# START OF Extracted material

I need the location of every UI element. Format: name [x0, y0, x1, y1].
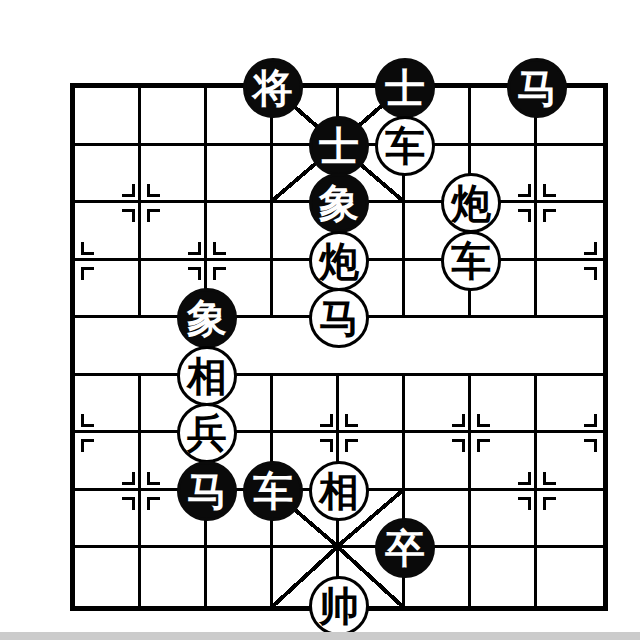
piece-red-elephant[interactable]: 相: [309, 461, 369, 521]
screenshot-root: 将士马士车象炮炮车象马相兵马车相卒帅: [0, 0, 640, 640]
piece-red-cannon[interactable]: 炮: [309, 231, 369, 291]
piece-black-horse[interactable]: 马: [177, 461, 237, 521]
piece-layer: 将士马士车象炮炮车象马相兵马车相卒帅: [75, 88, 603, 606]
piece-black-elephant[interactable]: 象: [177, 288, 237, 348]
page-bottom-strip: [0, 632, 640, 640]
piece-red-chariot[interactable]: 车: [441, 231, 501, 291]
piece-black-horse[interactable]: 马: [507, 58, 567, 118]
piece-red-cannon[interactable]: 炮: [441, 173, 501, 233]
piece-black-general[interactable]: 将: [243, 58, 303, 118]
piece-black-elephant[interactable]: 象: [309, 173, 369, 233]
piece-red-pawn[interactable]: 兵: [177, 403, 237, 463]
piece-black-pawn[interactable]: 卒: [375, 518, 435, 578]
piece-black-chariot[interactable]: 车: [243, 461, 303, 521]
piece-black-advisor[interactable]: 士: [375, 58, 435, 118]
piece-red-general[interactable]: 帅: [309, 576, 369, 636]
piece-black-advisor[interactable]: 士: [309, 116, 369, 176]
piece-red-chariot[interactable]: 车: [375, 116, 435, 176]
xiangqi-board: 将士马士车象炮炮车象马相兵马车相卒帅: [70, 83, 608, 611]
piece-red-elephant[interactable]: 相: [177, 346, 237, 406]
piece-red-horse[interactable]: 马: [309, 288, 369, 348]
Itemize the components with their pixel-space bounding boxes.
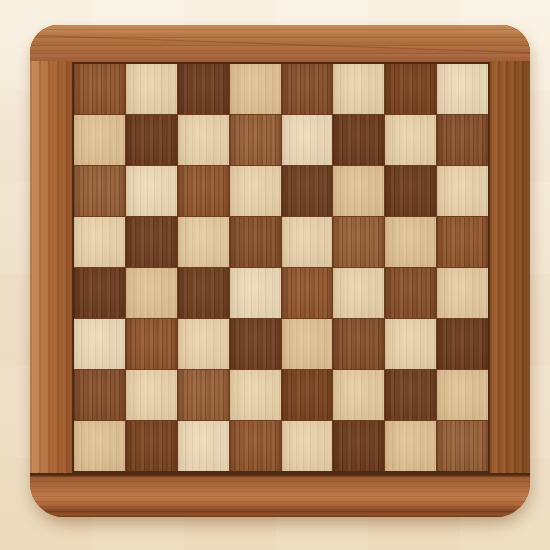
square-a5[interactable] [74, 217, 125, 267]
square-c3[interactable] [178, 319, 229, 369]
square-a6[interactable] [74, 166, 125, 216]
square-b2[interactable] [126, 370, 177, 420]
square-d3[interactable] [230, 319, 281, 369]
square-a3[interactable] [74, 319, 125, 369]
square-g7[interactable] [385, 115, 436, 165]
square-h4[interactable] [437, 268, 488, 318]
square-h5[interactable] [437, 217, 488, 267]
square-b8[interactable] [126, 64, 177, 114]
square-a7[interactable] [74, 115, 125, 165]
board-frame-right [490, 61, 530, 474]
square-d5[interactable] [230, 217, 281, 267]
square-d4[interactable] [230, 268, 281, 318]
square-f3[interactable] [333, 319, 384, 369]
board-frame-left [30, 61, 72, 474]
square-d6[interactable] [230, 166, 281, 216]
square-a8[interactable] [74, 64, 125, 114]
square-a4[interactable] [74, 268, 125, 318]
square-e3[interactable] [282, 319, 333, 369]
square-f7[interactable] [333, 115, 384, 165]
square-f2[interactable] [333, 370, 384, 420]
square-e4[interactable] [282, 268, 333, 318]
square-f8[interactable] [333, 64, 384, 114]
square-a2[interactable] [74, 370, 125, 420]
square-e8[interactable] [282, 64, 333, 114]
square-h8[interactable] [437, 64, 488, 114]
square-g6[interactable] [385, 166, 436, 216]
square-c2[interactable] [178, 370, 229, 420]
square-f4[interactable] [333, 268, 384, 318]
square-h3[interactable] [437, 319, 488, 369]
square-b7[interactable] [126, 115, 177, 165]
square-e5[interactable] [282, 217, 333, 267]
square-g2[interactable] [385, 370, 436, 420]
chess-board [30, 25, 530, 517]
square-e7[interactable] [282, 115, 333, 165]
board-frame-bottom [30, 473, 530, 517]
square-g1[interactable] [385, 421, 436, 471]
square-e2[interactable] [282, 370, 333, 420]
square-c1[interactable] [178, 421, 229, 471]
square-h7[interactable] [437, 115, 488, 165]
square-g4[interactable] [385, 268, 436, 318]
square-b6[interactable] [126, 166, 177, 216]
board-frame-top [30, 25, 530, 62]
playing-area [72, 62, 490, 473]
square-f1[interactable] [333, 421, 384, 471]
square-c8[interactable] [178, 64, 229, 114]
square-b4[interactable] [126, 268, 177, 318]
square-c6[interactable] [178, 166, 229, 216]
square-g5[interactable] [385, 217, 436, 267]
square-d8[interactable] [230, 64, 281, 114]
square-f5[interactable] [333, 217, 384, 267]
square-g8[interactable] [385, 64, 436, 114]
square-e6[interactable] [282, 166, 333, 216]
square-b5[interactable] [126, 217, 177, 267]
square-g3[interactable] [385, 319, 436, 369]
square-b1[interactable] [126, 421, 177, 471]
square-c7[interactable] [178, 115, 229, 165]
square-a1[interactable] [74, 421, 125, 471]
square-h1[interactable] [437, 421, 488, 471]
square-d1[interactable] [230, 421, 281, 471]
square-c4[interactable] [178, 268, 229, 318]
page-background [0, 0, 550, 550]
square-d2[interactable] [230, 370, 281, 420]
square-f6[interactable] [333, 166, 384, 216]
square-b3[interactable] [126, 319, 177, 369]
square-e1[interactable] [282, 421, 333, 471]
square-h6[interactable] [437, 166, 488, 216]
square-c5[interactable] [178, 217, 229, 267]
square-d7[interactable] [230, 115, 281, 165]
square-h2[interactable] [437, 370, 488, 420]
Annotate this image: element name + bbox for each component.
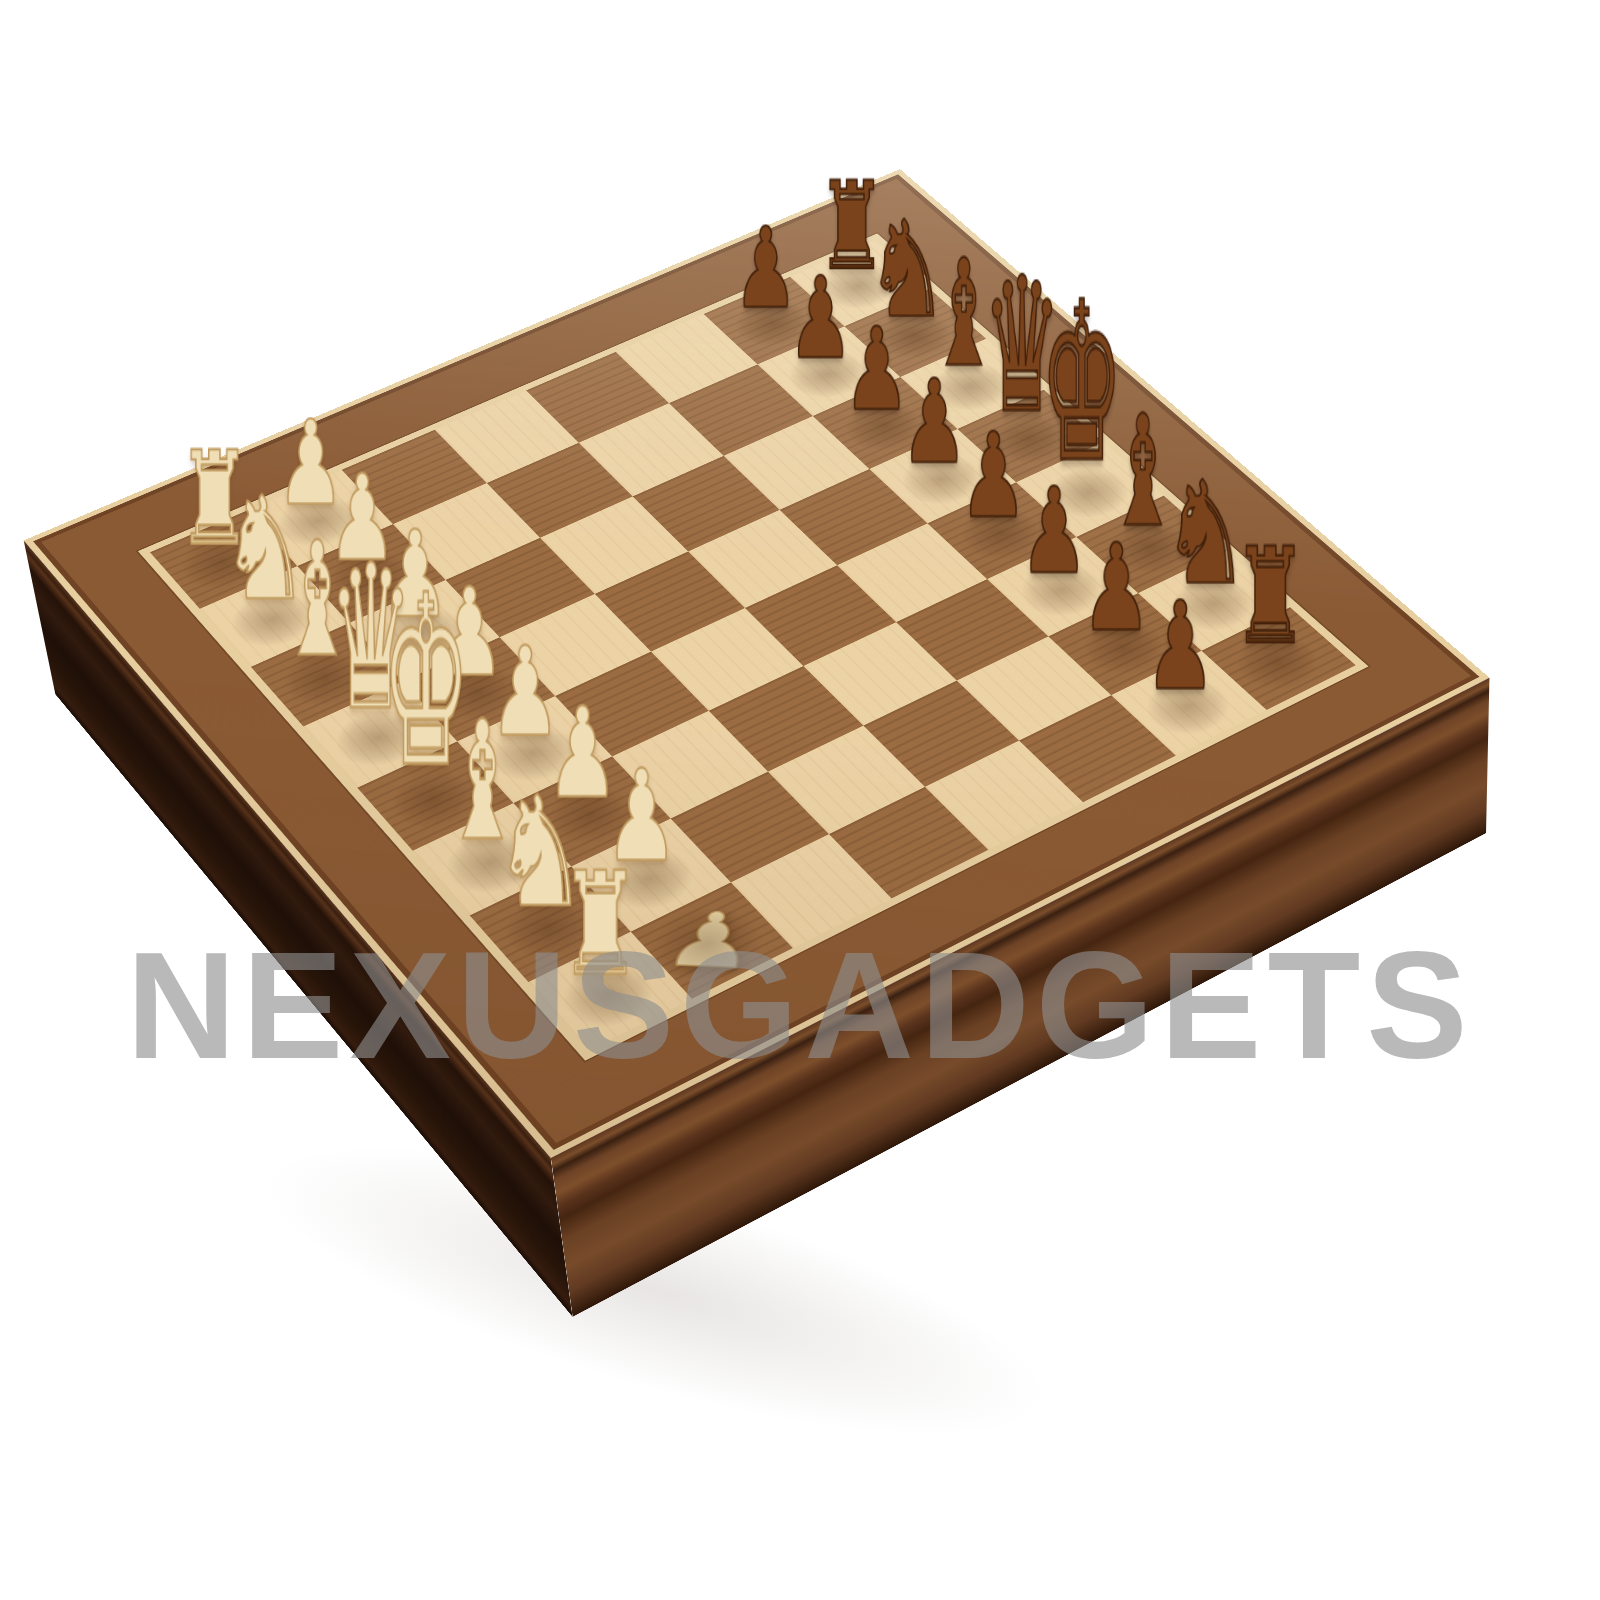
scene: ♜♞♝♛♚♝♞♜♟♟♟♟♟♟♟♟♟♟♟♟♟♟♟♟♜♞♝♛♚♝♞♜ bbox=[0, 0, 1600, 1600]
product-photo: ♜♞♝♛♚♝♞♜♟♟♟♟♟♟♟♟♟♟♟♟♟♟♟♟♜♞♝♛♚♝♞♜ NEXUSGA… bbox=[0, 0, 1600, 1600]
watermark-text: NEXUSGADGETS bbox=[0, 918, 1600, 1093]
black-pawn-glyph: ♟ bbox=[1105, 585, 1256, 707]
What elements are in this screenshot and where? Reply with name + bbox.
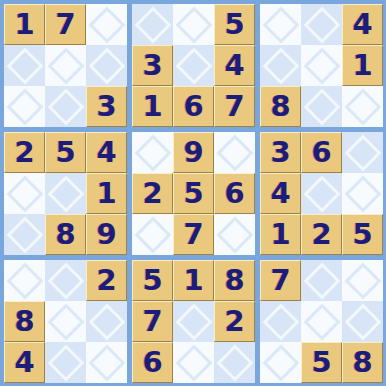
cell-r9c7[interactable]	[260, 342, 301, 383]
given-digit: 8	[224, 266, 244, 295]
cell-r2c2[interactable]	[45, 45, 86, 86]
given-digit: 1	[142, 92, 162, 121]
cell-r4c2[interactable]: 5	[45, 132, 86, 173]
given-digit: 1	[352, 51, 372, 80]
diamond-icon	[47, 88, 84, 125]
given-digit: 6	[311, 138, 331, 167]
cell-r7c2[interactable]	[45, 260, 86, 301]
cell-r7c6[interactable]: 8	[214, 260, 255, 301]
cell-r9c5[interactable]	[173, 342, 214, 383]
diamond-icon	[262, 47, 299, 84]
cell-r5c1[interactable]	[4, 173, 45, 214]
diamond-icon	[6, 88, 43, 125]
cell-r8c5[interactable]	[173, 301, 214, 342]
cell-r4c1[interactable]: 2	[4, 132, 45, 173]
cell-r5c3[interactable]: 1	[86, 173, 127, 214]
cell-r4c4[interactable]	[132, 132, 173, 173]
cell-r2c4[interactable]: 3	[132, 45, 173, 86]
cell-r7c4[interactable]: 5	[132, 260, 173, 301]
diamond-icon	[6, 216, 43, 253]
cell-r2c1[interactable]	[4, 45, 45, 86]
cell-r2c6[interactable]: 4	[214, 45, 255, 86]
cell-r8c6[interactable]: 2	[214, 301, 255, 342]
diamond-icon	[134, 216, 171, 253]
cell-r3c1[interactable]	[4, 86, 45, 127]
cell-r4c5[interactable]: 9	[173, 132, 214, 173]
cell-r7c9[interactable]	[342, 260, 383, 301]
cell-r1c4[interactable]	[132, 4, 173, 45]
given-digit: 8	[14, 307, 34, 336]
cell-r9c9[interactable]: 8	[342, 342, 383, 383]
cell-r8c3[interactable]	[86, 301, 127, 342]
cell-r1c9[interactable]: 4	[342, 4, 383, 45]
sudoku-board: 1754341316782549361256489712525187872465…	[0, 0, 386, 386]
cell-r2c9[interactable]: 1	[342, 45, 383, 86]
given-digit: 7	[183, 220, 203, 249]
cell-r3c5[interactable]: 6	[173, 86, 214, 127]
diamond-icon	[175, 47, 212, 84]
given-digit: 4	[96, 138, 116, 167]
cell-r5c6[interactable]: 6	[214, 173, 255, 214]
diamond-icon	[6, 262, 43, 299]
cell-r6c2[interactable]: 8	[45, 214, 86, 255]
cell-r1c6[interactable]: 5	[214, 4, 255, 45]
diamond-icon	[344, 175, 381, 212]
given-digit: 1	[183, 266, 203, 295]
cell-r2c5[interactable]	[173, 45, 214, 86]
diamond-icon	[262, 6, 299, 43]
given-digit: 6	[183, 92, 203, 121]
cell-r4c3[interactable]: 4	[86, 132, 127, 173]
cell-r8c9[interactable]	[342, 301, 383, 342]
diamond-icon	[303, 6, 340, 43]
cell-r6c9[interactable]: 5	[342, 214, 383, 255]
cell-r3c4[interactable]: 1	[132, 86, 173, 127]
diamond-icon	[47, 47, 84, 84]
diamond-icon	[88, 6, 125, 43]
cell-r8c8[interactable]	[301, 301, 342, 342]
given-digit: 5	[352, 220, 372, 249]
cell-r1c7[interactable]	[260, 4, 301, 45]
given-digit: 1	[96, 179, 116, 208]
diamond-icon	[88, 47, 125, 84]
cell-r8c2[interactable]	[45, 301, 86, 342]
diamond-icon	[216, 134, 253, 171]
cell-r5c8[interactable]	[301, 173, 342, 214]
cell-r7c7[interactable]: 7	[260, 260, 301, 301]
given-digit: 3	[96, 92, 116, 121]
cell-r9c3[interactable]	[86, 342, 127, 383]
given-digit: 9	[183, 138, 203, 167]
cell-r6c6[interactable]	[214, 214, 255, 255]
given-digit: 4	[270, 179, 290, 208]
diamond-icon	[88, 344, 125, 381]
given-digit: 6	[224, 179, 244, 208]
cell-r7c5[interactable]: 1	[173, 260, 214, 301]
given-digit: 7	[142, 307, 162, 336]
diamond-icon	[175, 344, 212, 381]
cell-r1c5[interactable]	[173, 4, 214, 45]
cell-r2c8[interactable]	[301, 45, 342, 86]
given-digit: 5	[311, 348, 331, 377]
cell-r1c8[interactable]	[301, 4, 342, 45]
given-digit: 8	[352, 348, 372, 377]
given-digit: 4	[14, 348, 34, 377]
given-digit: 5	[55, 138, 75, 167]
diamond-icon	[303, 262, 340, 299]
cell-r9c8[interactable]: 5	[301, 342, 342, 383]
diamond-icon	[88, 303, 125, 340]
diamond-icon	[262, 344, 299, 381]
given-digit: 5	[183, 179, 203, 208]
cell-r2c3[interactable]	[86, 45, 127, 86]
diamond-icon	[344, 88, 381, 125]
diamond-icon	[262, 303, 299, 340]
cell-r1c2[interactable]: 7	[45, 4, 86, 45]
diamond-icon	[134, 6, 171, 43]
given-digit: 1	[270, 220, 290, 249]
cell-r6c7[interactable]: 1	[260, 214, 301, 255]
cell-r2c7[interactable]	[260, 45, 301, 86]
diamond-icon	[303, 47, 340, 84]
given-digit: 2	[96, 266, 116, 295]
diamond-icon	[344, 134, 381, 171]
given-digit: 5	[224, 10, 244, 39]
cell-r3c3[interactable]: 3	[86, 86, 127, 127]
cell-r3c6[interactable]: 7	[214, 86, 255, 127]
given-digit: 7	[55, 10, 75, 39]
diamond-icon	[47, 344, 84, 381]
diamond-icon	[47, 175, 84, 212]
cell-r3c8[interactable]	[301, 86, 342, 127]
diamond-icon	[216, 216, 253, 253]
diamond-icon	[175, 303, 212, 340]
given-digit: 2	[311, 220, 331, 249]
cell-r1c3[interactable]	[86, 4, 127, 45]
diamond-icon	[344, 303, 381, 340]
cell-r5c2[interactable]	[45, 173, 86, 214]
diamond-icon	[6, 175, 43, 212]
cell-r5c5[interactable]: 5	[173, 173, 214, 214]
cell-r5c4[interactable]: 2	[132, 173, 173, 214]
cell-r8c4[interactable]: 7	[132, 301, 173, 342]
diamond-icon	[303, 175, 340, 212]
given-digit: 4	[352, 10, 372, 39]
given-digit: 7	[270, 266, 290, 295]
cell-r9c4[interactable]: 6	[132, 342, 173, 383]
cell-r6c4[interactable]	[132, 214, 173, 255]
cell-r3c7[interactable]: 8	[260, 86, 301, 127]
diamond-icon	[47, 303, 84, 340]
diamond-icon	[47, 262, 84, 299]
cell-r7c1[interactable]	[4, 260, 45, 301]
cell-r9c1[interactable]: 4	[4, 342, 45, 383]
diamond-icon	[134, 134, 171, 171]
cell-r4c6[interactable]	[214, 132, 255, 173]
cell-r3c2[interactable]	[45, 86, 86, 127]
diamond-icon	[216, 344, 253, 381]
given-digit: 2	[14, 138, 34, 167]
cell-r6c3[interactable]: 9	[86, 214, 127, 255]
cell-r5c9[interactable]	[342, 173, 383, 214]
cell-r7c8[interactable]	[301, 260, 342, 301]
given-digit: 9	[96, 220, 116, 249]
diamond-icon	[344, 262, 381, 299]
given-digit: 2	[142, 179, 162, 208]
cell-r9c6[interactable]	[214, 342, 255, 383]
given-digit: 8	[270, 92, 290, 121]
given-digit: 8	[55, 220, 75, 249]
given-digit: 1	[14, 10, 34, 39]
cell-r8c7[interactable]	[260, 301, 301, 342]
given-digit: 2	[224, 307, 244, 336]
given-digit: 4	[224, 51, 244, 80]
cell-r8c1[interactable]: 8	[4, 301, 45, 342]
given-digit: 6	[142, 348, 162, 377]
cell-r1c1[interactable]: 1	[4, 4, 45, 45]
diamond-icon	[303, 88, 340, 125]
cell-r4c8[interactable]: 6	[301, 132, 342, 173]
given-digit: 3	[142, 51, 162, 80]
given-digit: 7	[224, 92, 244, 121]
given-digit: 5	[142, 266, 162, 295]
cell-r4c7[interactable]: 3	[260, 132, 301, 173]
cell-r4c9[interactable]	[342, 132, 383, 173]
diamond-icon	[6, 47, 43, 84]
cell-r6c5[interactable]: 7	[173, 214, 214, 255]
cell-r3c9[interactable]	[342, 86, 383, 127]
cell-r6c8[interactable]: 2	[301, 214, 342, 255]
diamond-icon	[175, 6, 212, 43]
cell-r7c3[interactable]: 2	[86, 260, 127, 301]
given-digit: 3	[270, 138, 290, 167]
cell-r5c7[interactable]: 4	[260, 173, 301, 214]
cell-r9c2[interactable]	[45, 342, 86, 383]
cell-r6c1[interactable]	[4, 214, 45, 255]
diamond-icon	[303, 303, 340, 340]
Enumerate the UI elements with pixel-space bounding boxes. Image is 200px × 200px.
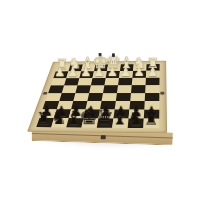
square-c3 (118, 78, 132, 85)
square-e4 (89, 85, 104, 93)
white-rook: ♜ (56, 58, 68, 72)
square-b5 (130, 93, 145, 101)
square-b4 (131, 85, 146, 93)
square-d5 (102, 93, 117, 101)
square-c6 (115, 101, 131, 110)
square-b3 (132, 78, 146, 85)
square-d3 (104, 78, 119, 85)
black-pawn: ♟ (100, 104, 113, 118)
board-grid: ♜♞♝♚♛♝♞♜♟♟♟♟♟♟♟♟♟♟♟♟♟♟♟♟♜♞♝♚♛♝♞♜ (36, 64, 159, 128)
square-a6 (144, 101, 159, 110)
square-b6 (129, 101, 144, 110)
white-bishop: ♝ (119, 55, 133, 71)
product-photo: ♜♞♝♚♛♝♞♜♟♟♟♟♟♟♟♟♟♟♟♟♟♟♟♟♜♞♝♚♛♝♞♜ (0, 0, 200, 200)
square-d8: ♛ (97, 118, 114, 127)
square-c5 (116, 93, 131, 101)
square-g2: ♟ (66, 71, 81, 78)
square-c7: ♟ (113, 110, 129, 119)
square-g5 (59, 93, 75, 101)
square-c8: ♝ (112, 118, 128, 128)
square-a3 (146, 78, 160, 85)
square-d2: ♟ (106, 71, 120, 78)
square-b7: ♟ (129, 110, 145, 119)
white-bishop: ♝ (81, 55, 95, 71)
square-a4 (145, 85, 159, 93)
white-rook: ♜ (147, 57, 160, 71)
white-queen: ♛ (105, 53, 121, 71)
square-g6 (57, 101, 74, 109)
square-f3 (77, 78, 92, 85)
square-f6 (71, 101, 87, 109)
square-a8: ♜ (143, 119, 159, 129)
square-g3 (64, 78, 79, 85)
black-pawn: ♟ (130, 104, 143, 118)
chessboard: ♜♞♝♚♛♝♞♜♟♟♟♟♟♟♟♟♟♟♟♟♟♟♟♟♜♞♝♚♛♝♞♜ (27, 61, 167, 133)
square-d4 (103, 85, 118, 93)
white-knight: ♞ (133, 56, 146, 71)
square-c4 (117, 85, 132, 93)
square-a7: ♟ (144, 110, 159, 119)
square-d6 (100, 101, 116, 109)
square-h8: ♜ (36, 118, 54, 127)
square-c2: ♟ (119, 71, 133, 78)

# END OF Extracted material

__Task__
Please write out the data between the line holding "342, 301, 383]" and the line holding "47, 299, 84]", inclusive, with every character kept the same.

__Solution for this task__
cell-r9c7[interactable]	[260, 342, 301, 383]
given-digit: 8	[224, 266, 244, 295]
cell-r2c2[interactable]	[45, 45, 86, 86]
given-digit: 1	[142, 92, 162, 121]
cell-r4c2[interactable]: 5	[45, 132, 86, 173]
given-digit: 1	[352, 51, 372, 80]
diamond-icon	[47, 88, 84, 125]
given-digit: 6	[311, 138, 331, 167]
cell-r7c2[interactable]	[45, 260, 86, 301]
cell-r7c6[interactable]: 8	[214, 260, 255, 301]
cell-r9c5[interactable]	[173, 342, 214, 383]
diamond-icon	[262, 47, 299, 84]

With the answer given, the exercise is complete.